_Task requirements_:
Pull out every line below that holds the word "title".

_Stored rows_:

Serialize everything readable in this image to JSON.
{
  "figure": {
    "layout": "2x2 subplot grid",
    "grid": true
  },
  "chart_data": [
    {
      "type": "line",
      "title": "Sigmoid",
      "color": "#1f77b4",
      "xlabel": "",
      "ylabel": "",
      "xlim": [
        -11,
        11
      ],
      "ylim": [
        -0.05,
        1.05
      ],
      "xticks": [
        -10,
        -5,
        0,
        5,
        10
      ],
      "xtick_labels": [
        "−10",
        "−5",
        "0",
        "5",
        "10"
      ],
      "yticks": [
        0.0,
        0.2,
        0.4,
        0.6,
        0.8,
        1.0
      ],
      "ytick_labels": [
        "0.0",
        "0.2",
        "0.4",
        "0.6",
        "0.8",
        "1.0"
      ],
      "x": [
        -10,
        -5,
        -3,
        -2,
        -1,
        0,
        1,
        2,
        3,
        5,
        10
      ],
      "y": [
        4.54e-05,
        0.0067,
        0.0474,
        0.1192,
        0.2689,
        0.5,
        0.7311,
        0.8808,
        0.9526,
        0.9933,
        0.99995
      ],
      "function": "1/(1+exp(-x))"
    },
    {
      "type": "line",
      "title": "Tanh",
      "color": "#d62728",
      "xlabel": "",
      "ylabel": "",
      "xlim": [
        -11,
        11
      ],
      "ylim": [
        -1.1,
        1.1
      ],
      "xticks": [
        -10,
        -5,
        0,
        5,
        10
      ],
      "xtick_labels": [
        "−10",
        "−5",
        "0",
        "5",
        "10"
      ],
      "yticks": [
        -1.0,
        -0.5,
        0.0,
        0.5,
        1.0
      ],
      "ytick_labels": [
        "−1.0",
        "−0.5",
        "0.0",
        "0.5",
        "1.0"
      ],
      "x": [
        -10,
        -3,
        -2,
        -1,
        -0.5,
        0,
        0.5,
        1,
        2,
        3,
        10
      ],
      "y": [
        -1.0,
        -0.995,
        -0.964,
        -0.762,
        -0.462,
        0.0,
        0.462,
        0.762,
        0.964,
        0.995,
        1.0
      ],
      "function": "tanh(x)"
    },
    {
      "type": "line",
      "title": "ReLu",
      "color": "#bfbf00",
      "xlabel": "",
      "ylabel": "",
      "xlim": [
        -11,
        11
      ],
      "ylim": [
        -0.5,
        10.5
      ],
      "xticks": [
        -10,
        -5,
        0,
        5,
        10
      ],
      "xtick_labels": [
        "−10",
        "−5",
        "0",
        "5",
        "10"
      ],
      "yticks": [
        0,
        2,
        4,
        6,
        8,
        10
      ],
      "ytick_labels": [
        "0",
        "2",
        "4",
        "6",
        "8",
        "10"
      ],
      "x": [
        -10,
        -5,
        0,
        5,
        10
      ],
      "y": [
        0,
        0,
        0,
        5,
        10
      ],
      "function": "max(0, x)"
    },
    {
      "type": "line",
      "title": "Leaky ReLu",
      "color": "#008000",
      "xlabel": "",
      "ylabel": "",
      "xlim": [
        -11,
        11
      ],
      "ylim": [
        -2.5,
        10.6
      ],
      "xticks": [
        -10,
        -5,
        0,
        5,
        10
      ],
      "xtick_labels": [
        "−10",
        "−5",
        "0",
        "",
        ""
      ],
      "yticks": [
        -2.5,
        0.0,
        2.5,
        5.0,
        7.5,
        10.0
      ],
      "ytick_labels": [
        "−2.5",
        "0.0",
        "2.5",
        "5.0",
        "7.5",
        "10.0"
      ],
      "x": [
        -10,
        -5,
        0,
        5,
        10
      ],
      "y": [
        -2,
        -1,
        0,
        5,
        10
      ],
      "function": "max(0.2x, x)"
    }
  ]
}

_Worked answer_:
      "title": "Sigmoid",
      "title": "Tanh",
      "title": "ReLu",
      "title": "Leaky ReLu",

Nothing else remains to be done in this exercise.